Spatial annotation entries
BEGIN

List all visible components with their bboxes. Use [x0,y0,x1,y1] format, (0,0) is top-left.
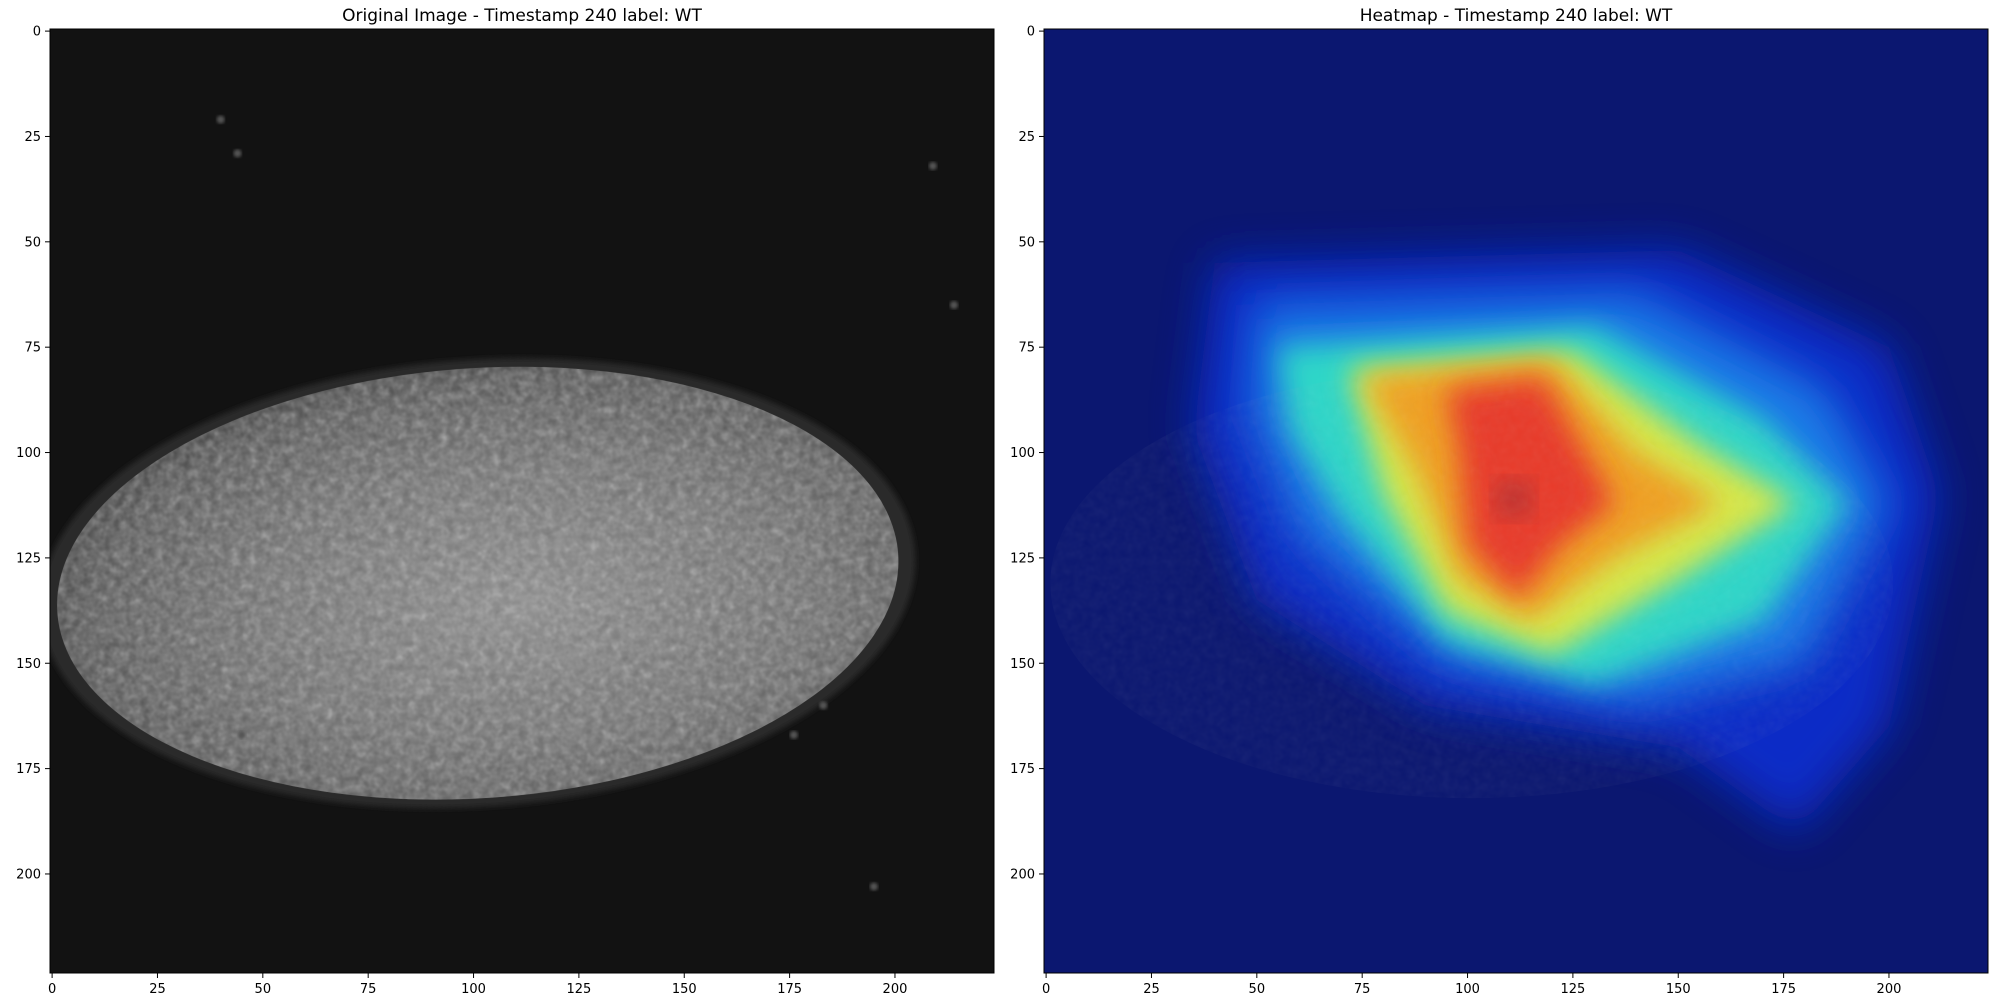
bright-spot [216,115,225,124]
x-tick-label: 150 [672,982,697,997]
original-image-frame [49,28,995,974]
cell-blob-texture [57,366,899,800]
y-tick-label: 0 [1027,25,1035,40]
x-tick-label: 75 [1354,982,1371,997]
y-tick-label: 200 [16,867,41,882]
x-tick-label: 0 [48,982,56,997]
y-tick-label: 50 [1018,235,1035,250]
y-tick-label: 125 [1010,551,1035,566]
x-tick-label: 175 [777,982,802,997]
bright-spot [819,701,828,710]
y-tick-label: 175 [16,762,41,777]
y-tick-label: 200 [1010,867,1035,882]
bright-spot [869,882,878,891]
y-tick-label: 0 [33,25,41,40]
bright-spot [949,301,958,310]
y-tick-label: 125 [16,551,41,566]
original-image-axes: 0 25 50 75 100 125 150 175 200 0 25 50 75 100 125 150 17… [16,25,907,997]
heatmap-title: Heatmap - Timestamp 240 label: WT [1360,6,1673,26]
x-tick-label: 100 [461,982,486,997]
bright-spot [789,730,798,739]
y-tick-label: 75 [1018,341,1035,356]
bright-spot [237,730,246,739]
x-tick-label: 150 [1666,982,1691,997]
y-tick-label: 50 [24,235,41,250]
x-tick-label: 50 [255,982,272,997]
x-tick-label: 200 [883,982,908,997]
x-tick-label: 100 [1455,982,1480,997]
y-tick-label: 150 [1010,657,1035,672]
heatmap-frame [1043,28,1989,974]
x-tick-label: 25 [149,982,166,997]
x-tick-label: 25 [1143,982,1160,997]
blob-layer [50,358,916,809]
x-tick-label: 0 [1042,982,1050,997]
x-tick-label: 125 [566,982,591,997]
bright-spot [928,161,937,170]
y-tick-label: 75 [24,341,41,356]
y-tick-label: 25 [24,130,41,145]
original-image-title: Original Image - Timestamp 240 label: WT [342,6,702,26]
bright-spots [216,115,958,891]
y-tick-label: 100 [1010,446,1035,461]
y-tick-label: 150 [16,657,41,672]
x-tick-label: 175 [1771,982,1796,997]
y-tick-label: 25 [1018,130,1035,145]
y-tick-label: 175 [1010,762,1035,777]
bright-spot [233,149,242,158]
heatmap-panel: Heatmap - Timestamp 240 label: WT 0 25 50 7… [1010,6,1989,997]
heatmap-blob-overlay [1050,368,1894,799]
x-tick-label: 75 [360,982,377,997]
y-tick-label: 100 [16,446,41,461]
x-tick-label: 125 [1560,982,1585,997]
heatmap-axes: 0 25 50 75 100 125 150 175 200 0 25 50 75 100 125 150 17… [1010,25,1901,997]
x-tick-label: 50 [1249,982,1266,997]
original-image-panel: Original Image - Timestamp 240 label: WT… [16,6,995,997]
x-tick-label: 200 [1877,982,1902,997]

END

Given task:
Gather every line from the material above that contains the word "axes", and copy each one in full.

Output for this exercise:
original-image-axes: 0 25 50 75 100 125 150 175 200 0 25 50 75 100 125 150 17… [16,25,907,997]
heatmap-axes: 0 25 50 75 100 125 150 175 200 0 25 50 75 100 125 150 17… [1010,25,1901,997]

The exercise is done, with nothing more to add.